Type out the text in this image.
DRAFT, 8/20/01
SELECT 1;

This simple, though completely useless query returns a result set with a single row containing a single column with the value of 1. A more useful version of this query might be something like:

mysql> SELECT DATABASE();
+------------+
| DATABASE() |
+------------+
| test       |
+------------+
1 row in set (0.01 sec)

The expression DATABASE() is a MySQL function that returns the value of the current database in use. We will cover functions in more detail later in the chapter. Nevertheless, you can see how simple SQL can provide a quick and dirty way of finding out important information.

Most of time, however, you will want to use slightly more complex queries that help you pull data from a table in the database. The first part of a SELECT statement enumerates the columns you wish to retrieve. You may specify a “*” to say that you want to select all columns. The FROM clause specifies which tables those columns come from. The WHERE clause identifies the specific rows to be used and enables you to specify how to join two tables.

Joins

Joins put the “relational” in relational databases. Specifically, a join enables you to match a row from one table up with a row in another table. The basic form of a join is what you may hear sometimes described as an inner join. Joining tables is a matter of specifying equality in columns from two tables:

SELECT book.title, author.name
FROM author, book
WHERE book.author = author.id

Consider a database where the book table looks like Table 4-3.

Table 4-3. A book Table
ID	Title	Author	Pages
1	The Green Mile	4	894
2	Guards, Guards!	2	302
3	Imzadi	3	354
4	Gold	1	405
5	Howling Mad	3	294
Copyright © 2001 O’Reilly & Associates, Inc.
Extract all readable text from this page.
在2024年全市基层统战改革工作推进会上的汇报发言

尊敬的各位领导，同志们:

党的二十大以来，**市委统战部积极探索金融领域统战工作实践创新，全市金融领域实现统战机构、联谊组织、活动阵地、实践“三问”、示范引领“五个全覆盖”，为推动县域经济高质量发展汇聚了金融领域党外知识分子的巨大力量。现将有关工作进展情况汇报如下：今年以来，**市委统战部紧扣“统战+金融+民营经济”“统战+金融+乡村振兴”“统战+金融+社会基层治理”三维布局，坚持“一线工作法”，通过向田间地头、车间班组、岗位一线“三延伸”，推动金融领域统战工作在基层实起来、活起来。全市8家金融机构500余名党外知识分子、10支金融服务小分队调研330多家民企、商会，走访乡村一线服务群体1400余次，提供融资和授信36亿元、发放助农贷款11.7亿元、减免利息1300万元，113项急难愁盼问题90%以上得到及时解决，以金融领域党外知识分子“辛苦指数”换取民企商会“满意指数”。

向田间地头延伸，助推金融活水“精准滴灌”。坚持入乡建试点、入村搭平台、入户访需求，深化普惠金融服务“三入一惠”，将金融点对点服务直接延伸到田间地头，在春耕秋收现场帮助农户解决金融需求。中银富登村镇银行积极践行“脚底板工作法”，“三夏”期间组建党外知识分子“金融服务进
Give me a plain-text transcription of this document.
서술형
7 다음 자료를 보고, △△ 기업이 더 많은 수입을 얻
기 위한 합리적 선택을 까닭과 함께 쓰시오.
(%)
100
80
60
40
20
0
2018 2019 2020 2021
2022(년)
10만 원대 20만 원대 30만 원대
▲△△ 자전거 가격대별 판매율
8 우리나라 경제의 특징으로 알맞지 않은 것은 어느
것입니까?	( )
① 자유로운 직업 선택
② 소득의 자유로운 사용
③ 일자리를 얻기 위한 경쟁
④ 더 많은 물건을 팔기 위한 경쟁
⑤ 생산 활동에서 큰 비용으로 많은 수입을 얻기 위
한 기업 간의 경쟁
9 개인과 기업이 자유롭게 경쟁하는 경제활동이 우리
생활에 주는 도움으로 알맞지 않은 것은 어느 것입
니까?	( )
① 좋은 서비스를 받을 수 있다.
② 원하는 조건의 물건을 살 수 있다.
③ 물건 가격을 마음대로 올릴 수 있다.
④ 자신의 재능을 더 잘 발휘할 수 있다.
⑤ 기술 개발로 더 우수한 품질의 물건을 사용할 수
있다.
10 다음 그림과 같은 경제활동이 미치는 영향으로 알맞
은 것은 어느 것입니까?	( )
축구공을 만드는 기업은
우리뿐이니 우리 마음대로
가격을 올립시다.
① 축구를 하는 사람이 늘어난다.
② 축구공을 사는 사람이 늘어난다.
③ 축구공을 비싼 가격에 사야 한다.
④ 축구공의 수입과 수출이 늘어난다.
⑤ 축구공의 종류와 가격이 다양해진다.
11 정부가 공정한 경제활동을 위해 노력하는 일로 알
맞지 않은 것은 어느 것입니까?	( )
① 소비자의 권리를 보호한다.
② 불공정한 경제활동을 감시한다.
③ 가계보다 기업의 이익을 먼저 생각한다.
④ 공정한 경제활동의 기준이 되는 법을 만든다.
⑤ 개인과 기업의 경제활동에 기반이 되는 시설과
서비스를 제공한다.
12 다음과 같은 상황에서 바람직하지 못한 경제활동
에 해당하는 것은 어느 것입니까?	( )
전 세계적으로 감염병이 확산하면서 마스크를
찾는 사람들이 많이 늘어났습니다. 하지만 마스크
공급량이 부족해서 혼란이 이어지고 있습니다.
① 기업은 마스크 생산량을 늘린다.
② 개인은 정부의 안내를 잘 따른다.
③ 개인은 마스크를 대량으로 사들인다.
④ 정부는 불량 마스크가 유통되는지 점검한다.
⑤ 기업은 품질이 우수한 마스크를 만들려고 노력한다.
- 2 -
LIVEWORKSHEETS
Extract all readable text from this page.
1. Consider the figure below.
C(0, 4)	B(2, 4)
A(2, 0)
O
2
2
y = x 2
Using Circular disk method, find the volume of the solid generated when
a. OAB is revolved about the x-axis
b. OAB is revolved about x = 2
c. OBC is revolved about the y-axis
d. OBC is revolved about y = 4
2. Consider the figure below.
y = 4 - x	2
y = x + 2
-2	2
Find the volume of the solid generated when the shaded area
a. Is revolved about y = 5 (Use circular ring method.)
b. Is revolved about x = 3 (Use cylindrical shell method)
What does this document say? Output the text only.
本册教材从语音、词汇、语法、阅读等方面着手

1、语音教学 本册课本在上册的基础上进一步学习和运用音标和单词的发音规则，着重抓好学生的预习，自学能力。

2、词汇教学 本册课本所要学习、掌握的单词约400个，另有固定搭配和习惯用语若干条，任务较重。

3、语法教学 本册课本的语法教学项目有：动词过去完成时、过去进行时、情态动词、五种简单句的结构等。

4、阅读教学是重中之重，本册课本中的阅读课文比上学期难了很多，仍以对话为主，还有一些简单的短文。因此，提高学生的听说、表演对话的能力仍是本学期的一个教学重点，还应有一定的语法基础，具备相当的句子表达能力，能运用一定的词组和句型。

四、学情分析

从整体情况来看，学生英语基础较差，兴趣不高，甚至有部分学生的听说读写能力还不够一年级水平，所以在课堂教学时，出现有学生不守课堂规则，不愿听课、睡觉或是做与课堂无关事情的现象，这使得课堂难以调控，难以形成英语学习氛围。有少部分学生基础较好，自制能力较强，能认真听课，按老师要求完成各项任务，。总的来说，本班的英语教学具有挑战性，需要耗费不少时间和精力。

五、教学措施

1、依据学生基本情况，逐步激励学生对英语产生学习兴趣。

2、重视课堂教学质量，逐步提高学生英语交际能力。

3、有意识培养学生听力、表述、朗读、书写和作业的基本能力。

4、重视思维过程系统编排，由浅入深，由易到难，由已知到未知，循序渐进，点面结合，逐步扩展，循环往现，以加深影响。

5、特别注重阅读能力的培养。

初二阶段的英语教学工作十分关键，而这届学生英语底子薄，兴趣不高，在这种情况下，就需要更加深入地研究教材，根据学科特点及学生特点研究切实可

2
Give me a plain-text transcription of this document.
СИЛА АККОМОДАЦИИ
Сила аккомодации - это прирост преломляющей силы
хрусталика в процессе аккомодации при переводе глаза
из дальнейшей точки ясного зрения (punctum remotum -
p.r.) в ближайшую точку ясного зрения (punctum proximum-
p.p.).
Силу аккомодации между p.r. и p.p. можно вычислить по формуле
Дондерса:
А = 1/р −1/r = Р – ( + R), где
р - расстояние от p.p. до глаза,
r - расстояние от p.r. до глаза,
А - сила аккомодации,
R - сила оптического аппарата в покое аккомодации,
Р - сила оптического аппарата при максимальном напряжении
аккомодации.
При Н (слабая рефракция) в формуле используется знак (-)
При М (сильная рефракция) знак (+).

__Given request__
Search the data for "경제활동이". Copy every line that has it.

__Written response__
9 개인과 기업이 자유롭게 경쟁하는 경제활동이 우리
10 다음 그림과 같은 경제활동이 미치는 영향으로 알맞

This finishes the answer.